Request. In your copy, leave out the pictures and repeat the entries below exactly.

○ ○ ○ ○

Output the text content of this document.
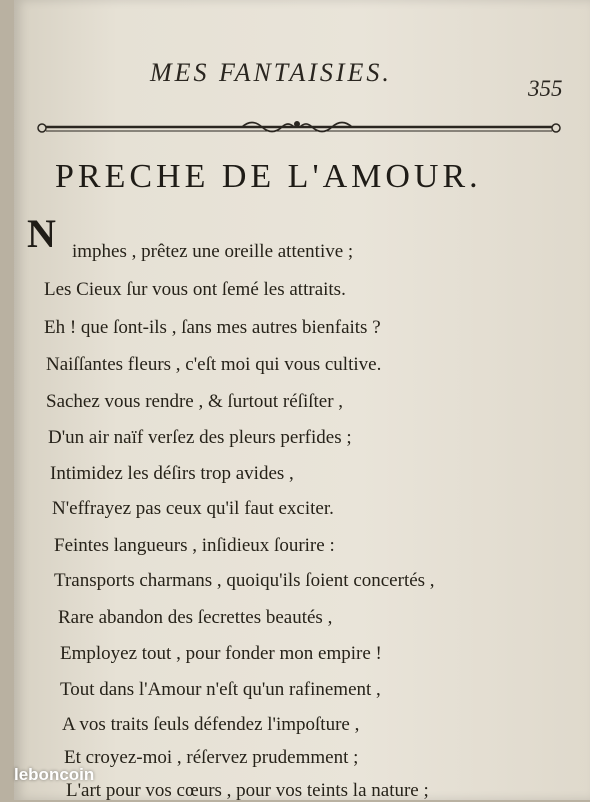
MES FANTAISIES.
355
PRECHE DE L'AMOUR.
N imphes , prêtez une oreille attentive ;
Les Cieux ſur vous ont ſemé les attraits.
Eh ! que ſont-ils , ſans mes autres bienfaits ?
Naiſſantes fleurs , c'eſt moi qui vous cultive.
Sachez vous rendre , & ſurtout réſiſter ,
D'un air naïf verſez des pleurs perfides ;
Intimidez les déſirs trop avides ,
N'effrayez pas ceux qu'il faut exciter.
Feintes langueurs , inſidieux ſourire :
Transports charmans , quoiqu'ils ſoient concertés ,
Rare abandon des ſecrettes beautés ,
Employez tout , pour fonder mon empire !
Tout dans l'Amour n'eſt qu'un rafinement ,
A vos traits ſeuls défendez l'impoſture ,
Et croyez-moi , réſervez prudemment ;
L'art pour vos cœurs , pour vos teints la nature ;
leboncoin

○ ○ ○ ○

Answer.
Output the text content of this document.
MES FANTAISIES.
355
PRECHE DE L'AMOUR.
N imphes , prêtez une oreille attentive ;
Les Cieux ſur vous ont ſemé les attraits.
Eh ! que ſont-ils , ſans mes autres bienfaits ?
Naiſſantes fleurs , c'eſt moi qui vous cultive.
Sachez vous rendre , & ſurtout réſiſter ,
D'un air naïf verſez des pleurs perfides ;
Intimidez les déſirs trop avides ,
N'effrayez pas ceux qu'il faut exciter.
Feintes langueurs , inſidieux ſourire :
Transports charmans , quoiqu'ils ſoient concertés ,
Rare abandon des ſecrettes beautés ,
Employez tout , pour fonder mon empire !
Tout dans l'Amour n'eſt qu'un rafinement ,
A vos traits ſeuls défendez l'impoſture ,
Et croyez-moi , réſervez prudemment ;
L'art pour vos cœurs , pour vos teints la nature ;
leboncoin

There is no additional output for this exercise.